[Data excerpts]
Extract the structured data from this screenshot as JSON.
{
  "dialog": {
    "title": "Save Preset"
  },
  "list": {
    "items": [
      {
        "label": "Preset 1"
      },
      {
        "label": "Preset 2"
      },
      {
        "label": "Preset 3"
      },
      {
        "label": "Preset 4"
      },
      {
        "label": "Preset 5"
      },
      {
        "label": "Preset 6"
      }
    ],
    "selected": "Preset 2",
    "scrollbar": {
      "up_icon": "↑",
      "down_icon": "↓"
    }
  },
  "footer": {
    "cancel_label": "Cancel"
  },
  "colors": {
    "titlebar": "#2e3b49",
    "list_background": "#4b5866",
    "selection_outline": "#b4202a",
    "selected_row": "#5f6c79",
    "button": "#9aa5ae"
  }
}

● **SET TASK**: Return every record above exactly as it appears.

● **EXERCISE ANSWER**:
Extract the structured data from this screenshot as JSON.
{
  "dialog": {
    "title": "Save Preset"
  },
  "list": {
    "items": [
      {
        "label": "Preset 1"
      },
      {
        "label": "Preset 2"
      },
      {
        "label": "Preset 3"
      },
      {
        "label": "Preset 4"
      },
      {
        "label": "Preset 5"
      },
      {
        "label": "Preset 6"
      }
    ],
    "selected": "Preset 2",
    "scrollbar": {
      "up_icon": "↑",
      "down_icon": "↓"
    }
  },
  "footer": {
    "cancel_label": "Cancel"
  },
  "colors": {
    "titlebar": "#2e3b49",
    "list_background": "#4b5866",
    "selection_outline": "#b4202a",
    "selected_row": "#5f6c79",
    "button": "#9aa5ae"
  }
}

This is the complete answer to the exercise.